Pero, bien mirado, la expresión del título, con la intencionalidad que lleva, no
se sostiene conceptualmente. O es una paradoja (se está confrontando poder y
razón, y, sin embargo, se le atribuye razón al poder), o carece de sentido (“razón”
se utiliza en dos sentidos diferentes, y encima contrarios entre sí) o los dos
términos de la copulación son idénticos, y así terminan siendo también idénticos el
poder y la razón, y ambos vendrían a decir lo contrario de lo que piensa Juan
Goytisolo: el poder tiene razón. Para evitar estos inconvenientes proponemos
(después de felicitar a Goytisolo por el valor que le echa proponiendo a la razón
como alternativa a la violencia) distinguir entre lógica del poder y lógica de la
razón, o simplemente entre poder y potencia, entendiendo por poder el poder
irracional y por potencia el poder de la razón, es decir, “potencia” en el sentido en
que Spinoza decía que “la razón es la misma potencia humana”1.

## [Segmento de datos]
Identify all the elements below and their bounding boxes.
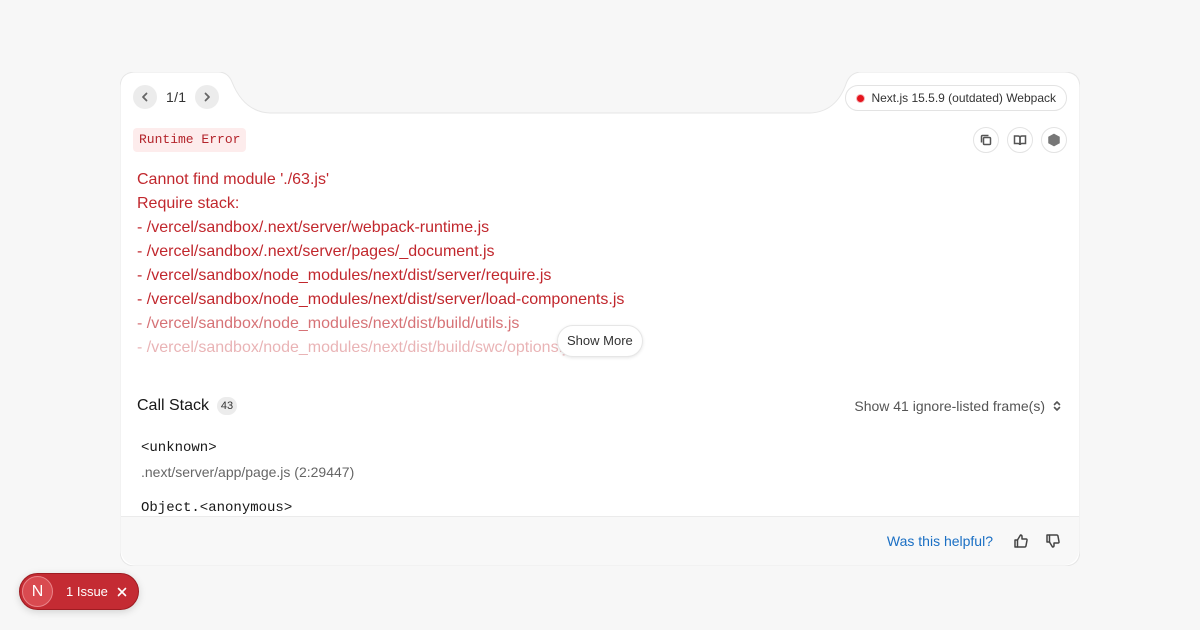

## [Instrucción escrita 1]
En el texto sobre el poder y la razón, ¿qué decía Spinoza acerca de la razón?
## [Instrucción escrita 2]
Retoma el texto sobre el poder y la razón y prosíguelo a partir de su última oración.

## [Resultado 1]
Spinoza decía que la razón es la misma potencia humana.

## [Resultado 2]
La concepción del poder y la seguridad que se cree alcanzar por sus medios
fue ya criticada por Lucrecio:
“… Cuando ves en el Campo de Marte rebullir tus legiones… (tal vez) el
temor de la muerte abandone tu pecho… Mas viendo que esta suposición es
absurda y ridícula, y que, en verdad, el terror y los cuidados tenaces que
sufren los hombres ni temen el fragor de las armas ni los dardos fieros…
¿cómo dudarás de que sólo la razón nos da este poder…?”(RN II, 39-54)
II. La concepción del poder
Los que creen en el poder hablan de balance of power como de una clave
importante (Ortega se hace eco de ella, e incluso Gadamer la hace suya). También
se ha hablado de una “física” y una “microfísica” del poder. Toda esta concepción
del poder (como diferente de la potencia racional) cuenta, por supuesto, con una
metafísica del poder, elaborada por F. Nietzsche.
Parece como si la pobre razón, la de usted y la mía, no la de la Historia o la
del Estado o la instrumental, tuviera poco que hacer ante este tipo de
concepciones, verdaderamente “realistas”.(Puede observarse que quienes se dejan
llevar por principios como el de balance of power no tienen un gran concepto de la
política).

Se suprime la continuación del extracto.